__PROBLEM TO WORK ON__
Retype every entry exactly, character for character.

Begin MATERIAL SUPPLIED

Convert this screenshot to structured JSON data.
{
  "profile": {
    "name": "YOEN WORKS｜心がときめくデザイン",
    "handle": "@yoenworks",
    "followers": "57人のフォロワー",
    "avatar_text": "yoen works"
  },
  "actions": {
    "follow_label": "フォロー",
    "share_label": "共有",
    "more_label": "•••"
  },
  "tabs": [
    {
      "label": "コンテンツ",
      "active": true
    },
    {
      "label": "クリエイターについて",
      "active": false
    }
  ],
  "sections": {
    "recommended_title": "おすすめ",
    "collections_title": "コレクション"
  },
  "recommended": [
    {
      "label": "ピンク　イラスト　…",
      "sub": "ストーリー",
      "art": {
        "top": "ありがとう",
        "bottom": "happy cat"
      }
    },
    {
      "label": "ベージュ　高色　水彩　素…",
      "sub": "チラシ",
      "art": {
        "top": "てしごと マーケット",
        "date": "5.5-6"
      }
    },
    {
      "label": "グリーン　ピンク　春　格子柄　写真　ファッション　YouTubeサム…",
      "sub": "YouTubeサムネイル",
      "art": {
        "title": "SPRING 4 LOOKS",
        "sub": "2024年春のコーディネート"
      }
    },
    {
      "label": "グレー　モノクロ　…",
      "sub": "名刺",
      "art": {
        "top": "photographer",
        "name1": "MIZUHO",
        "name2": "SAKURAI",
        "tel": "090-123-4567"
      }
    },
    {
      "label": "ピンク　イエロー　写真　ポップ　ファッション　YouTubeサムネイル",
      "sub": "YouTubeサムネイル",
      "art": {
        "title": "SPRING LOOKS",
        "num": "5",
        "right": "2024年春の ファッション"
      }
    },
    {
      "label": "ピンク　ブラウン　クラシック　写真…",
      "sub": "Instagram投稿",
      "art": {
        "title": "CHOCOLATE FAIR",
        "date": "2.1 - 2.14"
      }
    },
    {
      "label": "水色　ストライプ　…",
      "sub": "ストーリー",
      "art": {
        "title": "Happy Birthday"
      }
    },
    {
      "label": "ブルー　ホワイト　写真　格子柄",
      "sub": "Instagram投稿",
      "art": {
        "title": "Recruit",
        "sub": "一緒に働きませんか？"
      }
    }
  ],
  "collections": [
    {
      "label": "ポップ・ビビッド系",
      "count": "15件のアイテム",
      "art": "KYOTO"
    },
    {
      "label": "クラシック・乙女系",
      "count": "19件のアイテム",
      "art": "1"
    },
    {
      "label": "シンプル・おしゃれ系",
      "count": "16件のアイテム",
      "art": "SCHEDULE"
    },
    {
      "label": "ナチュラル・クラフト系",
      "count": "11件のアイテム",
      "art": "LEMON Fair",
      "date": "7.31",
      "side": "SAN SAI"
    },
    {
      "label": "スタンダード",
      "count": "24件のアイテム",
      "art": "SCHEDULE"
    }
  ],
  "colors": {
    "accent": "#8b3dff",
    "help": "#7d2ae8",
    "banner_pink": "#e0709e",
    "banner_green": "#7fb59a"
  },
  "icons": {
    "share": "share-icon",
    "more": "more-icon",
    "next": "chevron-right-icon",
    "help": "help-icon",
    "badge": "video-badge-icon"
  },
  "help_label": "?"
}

End MATERIAL SUPPLIED

__ANSWER TO THE TASK__
Convert this screenshot to structured JSON data.
{
  "profile": {
    "name": "YOEN WORKS｜心がときめくデザイン",
    "handle": "@yoenworks",
    "followers": "57人のフォロワー",
    "avatar_text": "yoen works"
  },
  "actions": {
    "follow_label": "フォロー",
    "share_label": "共有",
    "more_label": "•••"
  },
  "tabs": [
    {
      "label": "コンテンツ",
      "active": true
    },
    {
      "label": "クリエイターについて",
      "active": false
    }
  ],
  "sections": {
    "recommended_title": "おすすめ",
    "collections_title": "コレクション"
  },
  "recommended": [
    {
      "label": "ピンク　イラスト　…",
      "sub": "ストーリー",
      "art": {
        "top": "ありがとう",
        "bottom": "happy cat"
      }
    },
    {
      "label": "ベージュ　高色　水彩　素…",
      "sub": "チラシ",
      "art": {
        "top": "てしごと マーケット",
        "date": "5.5-6"
      }
    },
    {
      "label": "グリーン　ピンク　春　格子柄　写真　ファッション　YouTubeサム…",
      "sub": "YouTubeサムネイル",
      "art": {
        "title": "SPRING 4 LOOKS",
        "sub": "2024年春のコーディネート"
      }
    },
    {
      "label": "グレー　モノクロ　…",
      "sub": "名刺",
      "art": {
        "top": "photographer",
        "name1": "MIZUHO",
        "name2": "SAKURAI",
        "tel": "090-123-4567"
      }
    },
    {
      "label": "ピンク　イエロー　写真　ポップ　ファッション　YouTubeサムネイル",
      "sub": "YouTubeサムネイル",
      "art": {
        "title": "SPRING LOOKS",
        "num": "5",
        "right": "2024年春の ファッション"
      }
    },
    {
      "label": "ピンク　ブラウン　クラシック　写真…",
      "sub": "Instagram投稿",
      "art": {
        "title": "CHOCOLATE FAIR",
        "date": "2.1 - 2.14"
      }
    },
    {
      "label": "水色　ストライプ　…",
      "sub": "ストーリー",
      "art": {
        "title": "Happy Birthday"
      }
    },
    {
      "label": "ブルー　ホワイト　写真　格子柄",
      "sub": "Instagram投稿",
      "art": {
        "title": "Recruit",
        "sub": "一緒に働きませんか？"
      }
    }
  ],
  "collections": [
    {
      "label": "ポップ・ビビッド系",
      "count": "15件のアイテム",
      "art": "KYOTO"
    },
    {
      "label": "クラシック・乙女系",
      "count": "19件のアイテム",
      "art": "1"
    },
    {
      "label": "シンプル・おしゃれ系",
      "count": "16件のアイテム",
      "art": "SCHEDULE"
    },
    {
      "label": "ナチュラル・クラフト系",
      "count": "11件のアイテム",
      "art": "LEMON Fair",
      "date": "7.31",
      "side": "SAN SAI"
    },
    {
      "label": "スタンダード",
      "count": "24件のアイテム",
      "art": "SCHEDULE"
    }
  ],
  "colors": {
    "accent": "#8b3dff",
    "help": "#7d2ae8",
    "banner_pink": "#e0709e",
    "banner_green": "#7fb59a"
  },
  "icons": {
    "share": "share-icon",
    "more": "more-icon",
    "next": "chevron-right-icon",
    "help": "help-icon",
    "badge": "video-badge-icon"
  },
  "help_label": "?"
}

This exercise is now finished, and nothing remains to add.